Please quote every line word for word.

------------------------------------

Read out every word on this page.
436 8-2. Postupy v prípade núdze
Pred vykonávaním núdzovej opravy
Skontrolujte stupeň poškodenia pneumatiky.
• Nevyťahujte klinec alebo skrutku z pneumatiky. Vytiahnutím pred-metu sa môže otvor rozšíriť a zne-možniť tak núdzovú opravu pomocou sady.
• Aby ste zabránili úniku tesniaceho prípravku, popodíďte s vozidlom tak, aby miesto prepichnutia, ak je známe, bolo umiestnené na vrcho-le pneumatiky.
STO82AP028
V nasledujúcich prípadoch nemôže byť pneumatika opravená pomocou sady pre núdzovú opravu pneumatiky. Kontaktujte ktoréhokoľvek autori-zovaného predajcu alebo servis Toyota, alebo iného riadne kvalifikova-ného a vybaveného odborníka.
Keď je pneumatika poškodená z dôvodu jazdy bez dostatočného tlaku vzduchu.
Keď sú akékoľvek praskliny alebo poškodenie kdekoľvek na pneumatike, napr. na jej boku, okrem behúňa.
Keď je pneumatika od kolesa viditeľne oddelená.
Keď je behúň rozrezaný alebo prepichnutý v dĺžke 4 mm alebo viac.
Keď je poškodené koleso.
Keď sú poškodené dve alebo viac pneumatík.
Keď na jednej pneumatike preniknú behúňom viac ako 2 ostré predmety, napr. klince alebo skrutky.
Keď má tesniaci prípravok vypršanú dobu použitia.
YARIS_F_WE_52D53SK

------------------------------------

RESULT OF THIS TASK:
Read out every word on this page.
436 8-2. Postupy v prípade núdze
Pred vykonávaním núdzovej opravy
Skontrolujte stupeň poškodenia pneumatiky.
• Nevyťahujte klinec alebo skrutku z pneumatiky. Vytiahnutím pred-metu sa môže otvor rozšíriť a zne-možniť tak núdzovú opravu pomocou sady.
• Aby ste zabránili úniku tesniaceho prípravku, popodíďte s vozidlom tak, aby miesto prepichnutia, ak je známe, bolo umiestnené na vrcho-le pneumatiky.
STO82AP028
V nasledujúcich prípadoch nemôže byť pneumatika opravená pomocou sady pre núdzovú opravu pneumatiky. Kontaktujte ktoréhokoľvek autori-zovaného predajcu alebo servis Toyota, alebo iného riadne kvalifikova-ného a vybaveného odborníka.
Keď je pneumatika poškodená z dôvodu jazdy bez dostatočného tlaku vzduchu.
Keď sú akékoľvek praskliny alebo poškodenie kdekoľvek na pneumatike, napr. na jej boku, okrem behúňa.
Keď je pneumatika od kolesa viditeľne oddelená.
Keď je behúň rozrezaný alebo prepichnutý v dĺžke 4 mm alebo viac.
Keď je poškodené koleso.
Keď sú poškodené dve alebo viac pneumatík.
Keď na jednej pneumatike preniknú behúňom viac ako 2 ostré predmety, napr. klince alebo skrutky.
Keď má tesniaci prípravok vypršanú dobu použitia.
YARIS_F_WE_52D53SK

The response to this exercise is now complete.